• [GIVEN PROBLEM] Quote the records beneath, complete and exact. Leave out images.

[Extracts from a graphics dataset]
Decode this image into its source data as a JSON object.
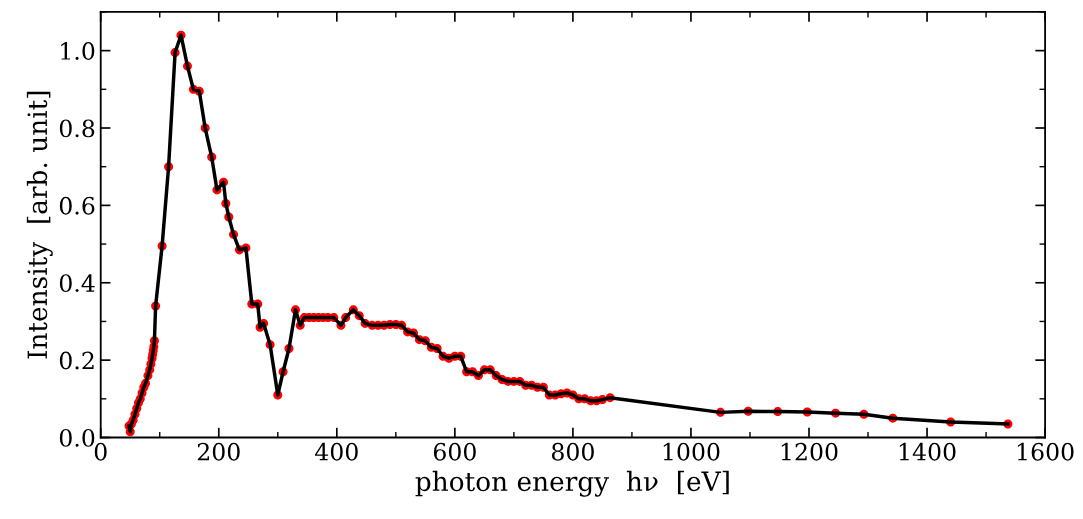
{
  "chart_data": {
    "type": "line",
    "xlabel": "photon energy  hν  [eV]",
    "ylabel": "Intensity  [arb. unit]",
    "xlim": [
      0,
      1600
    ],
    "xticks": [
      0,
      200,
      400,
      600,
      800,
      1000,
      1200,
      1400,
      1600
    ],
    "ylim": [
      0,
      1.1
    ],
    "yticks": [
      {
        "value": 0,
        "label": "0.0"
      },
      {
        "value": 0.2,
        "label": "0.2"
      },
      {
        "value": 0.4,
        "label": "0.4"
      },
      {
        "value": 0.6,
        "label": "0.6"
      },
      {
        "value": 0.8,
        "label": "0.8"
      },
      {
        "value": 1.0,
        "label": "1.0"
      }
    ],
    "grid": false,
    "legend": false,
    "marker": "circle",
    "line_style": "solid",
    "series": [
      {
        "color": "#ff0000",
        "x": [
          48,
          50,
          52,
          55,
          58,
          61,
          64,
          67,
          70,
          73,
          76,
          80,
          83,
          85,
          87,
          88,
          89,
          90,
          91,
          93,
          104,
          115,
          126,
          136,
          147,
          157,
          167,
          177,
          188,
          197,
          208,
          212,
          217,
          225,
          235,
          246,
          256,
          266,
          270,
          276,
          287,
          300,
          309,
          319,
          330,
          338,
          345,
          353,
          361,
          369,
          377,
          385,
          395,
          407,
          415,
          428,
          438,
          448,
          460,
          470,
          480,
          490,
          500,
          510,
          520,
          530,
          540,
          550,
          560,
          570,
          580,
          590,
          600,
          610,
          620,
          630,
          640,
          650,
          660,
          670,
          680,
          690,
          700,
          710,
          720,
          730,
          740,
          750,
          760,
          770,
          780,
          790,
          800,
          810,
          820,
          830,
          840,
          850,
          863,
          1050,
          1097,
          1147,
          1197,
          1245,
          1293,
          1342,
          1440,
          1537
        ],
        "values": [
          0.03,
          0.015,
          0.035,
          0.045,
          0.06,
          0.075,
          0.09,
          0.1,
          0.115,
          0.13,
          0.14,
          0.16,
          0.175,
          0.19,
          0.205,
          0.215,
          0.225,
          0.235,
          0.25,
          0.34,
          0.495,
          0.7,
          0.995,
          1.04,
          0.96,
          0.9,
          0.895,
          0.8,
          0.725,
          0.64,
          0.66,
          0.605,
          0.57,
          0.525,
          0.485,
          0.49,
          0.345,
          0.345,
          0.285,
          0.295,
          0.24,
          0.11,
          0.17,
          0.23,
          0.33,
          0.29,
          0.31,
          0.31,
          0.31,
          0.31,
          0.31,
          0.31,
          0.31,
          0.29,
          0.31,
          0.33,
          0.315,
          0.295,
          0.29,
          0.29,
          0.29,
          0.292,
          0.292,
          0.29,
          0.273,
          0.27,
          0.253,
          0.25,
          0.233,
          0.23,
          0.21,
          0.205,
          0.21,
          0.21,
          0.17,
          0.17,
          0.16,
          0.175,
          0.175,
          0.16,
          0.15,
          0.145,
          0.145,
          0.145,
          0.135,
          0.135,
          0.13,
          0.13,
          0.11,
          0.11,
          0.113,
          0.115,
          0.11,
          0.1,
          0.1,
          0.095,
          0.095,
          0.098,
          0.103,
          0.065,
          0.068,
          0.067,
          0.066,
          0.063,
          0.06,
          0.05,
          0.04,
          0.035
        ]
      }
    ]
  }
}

• [SOLUTION]
Decode this image into its source data as a JSON object.
{
  "chart_data": {
    "type": "line",
    "xlabel": "photon energy  hν  [eV]",
    "ylabel": "Intensity  [arb. unit]",
    "xlim": [
      0,
      1600
    ],
    "xticks": [
      0,
      200,
      400,
      600,
      800,
      1000,
      1200,
      1400,
      1600
    ],
    "ylim": [
      0,
      1.1
    ],
    "yticks": [
      {
        "value": 0,
        "label": "0.0"
      },
      {
        "value": 0.2,
        "label": "0.2"
      },
      {
        "value": 0.4,
        "label": "0.4"
      },
      {
        "value": 0.6,
        "label": "0.6"
      },
      {
        "value": 0.8,
        "label": "0.8"
      },
      {
        "value": 1.0,
        "label": "1.0"
      }
    ],
    "grid": false,
    "legend": false,
    "marker": "circle",
    "line_style": "solid",
    "series": [
      {
        "color": "#ff0000",
        "x": [
          48,
          50,
          52,
          55,
          58,
          61,
          64,
          67,
          70,
          73,
          76,
          80,
          83,
          85,
          87,
          88,
          89,
          90,
          91,
          93,
          104,
          115,
          126,
          136,
          147,
          157,
          167,
          177,
          188,
          197,
          208,
          212,
          217,
          225,
          235,
          246,
          256,
          266,
          270,
          276,
          287,
          300,
          309,
          319,
          330,
          338,
          345,
          353,
          361,
          369,
          377,
          385,
          395,
          407,
          415,
          428,
          438,
          448,
          460,
          470,
          480,
          490,
          500,
          510,
          520,
          530,
          540,
          550,
          560,
          570,
          580,
          590,
          600,
          610,
          620,
          630,
          640,
          650,
          660,
          670,
          680,
          690,
          700,
          710,
          720,
          730,
          740,
          750,
          760,
          770,
          780,
          790,
          800,
          810,
          820,
          830,
          840,
          850,
          863,
          1050,
          1097,
          1147,
          1197,
          1245,
          1293,
          1342,
          1440,
          1537
        ],
        "values": [
          0.03,
          0.015,
          0.035,
          0.045,
          0.06,
          0.075,
          0.09,
          0.1,
          0.115,
          0.13,
          0.14,
          0.16,
          0.175,
          0.19,
          0.205,
          0.215,
          0.225,
          0.235,
          0.25,
          0.34,
          0.495,
          0.7,
          0.995,
          1.04,
          0.96,
          0.9,
          0.895,
          0.8,
          0.725,
          0.64,
          0.66,
          0.605,
          0.57,
          0.525,
          0.485,
          0.49,
          0.345,
          0.345,
          0.285,
          0.295,
          0.24,
          0.11,
          0.17,
          0.23,
          0.33,
          0.29,
          0.31,
          0.31,
          0.31,
          0.31,
          0.31,
          0.31,
          0.31,
          0.29,
          0.31,
          0.33,
          0.315,
          0.295,
          0.29,
          0.29,
          0.29,
          0.292,
          0.292,
          0.29,
          0.273,
          0.27,
          0.253,
          0.25,
          0.233,
          0.23,
          0.21,
          0.205,
          0.21,
          0.21,
          0.17,
          0.17,
          0.16,
          0.175,
          0.175,
          0.16,
          0.15,
          0.145,
          0.145,
          0.145,
          0.135,
          0.135,
          0.13,
          0.13,
          0.11,
          0.11,
          0.113,
          0.115,
          0.11,
          0.1,
          0.1,
          0.095,
          0.095,
          0.098,
          0.103,
          0.065,
          0.068,
          0.067,
          0.066,
          0.063,
          0.06,
          0.05,
          0.04,
          0.035
        ]
      }
    ]
  }
}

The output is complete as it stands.